**Set task:** In the forum post below about polling COM ports, copy out everything from "Thanks for the" down to "just test it).", word for word.

**Selected passage:**
Thanks for the reply! InterlockedCompareExchange I've never used before, so I first had to do some reading to understand your comment.

Would the below structure work? This would even avoid a queue.

Another question, if I have two COM ports to listen to, then I use two BlockSerial and two polling threads. can the two threads independetly poll their own BlockSerial or is there also synchronisation necessary? (As I encounter sporadic crashes I couldn't just test it).


Code: Pascal  [Select]
  1. const
  2.   ComAccessIdle = 0;
  3.   ComAccessRead = 1;
  4.   ComAccessWrite = 2;
  5.  
  6.   Type TReceiveThread = class(TThread)
  7.     //...

**Records shown:**
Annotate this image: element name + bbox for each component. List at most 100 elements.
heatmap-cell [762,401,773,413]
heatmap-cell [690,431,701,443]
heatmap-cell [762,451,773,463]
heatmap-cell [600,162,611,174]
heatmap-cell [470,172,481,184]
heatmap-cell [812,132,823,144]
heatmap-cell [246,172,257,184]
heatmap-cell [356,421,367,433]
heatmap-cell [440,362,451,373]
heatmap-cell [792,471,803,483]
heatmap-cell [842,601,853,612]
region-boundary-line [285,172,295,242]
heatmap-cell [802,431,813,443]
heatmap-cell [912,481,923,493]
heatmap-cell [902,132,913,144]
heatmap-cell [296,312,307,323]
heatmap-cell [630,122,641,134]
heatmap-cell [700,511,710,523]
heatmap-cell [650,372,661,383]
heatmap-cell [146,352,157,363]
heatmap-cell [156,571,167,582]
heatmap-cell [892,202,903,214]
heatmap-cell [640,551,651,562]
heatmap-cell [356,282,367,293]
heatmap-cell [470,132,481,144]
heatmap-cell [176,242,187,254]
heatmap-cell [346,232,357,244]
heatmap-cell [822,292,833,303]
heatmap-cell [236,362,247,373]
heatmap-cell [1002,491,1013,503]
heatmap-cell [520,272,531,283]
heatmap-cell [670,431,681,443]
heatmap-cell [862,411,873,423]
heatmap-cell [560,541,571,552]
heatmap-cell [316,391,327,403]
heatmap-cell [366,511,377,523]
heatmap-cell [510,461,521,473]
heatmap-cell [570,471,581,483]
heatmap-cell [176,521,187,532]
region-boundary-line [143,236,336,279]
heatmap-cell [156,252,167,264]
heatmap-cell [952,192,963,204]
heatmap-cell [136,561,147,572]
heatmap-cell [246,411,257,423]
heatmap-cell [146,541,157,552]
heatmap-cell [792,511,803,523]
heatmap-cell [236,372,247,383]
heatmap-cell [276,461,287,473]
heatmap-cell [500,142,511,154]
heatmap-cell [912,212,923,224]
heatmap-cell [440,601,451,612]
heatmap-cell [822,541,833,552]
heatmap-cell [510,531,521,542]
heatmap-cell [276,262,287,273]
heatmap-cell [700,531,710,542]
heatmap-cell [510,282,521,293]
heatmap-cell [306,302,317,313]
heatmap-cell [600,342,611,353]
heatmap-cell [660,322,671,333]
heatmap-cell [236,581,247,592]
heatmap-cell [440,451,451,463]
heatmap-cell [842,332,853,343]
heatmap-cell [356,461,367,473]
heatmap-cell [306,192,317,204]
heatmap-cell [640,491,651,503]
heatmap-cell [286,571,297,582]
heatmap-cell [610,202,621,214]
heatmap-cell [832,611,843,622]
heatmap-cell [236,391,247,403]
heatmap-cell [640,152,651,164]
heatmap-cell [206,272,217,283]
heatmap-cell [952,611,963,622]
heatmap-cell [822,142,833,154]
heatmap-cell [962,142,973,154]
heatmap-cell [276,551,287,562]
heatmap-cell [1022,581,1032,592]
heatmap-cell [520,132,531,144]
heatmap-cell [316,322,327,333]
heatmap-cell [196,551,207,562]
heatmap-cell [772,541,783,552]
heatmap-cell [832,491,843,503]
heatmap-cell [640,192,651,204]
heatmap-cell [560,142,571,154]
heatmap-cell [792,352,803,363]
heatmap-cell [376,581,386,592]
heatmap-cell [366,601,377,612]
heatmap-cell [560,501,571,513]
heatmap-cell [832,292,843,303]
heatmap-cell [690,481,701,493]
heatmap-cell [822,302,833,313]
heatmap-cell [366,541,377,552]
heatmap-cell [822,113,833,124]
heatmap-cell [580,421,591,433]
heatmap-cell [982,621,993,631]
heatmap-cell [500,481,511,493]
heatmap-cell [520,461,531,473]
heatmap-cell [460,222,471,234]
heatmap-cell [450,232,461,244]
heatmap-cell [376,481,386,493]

**Correct result:**
Thanks for the reply! InterlockedCompareExchange I've never used before, so I first had to do some reading to understand your comment.

Would the below structure work? This would even avoid a queue.

Another question, if I have two COM ports to listen to, then I use two BlockSerial and two polling threads. can the two threads independetly poll their own BlockSerial or is there also synchronisation necessary? (As I encounter sporadic crashes I couldn't just test it).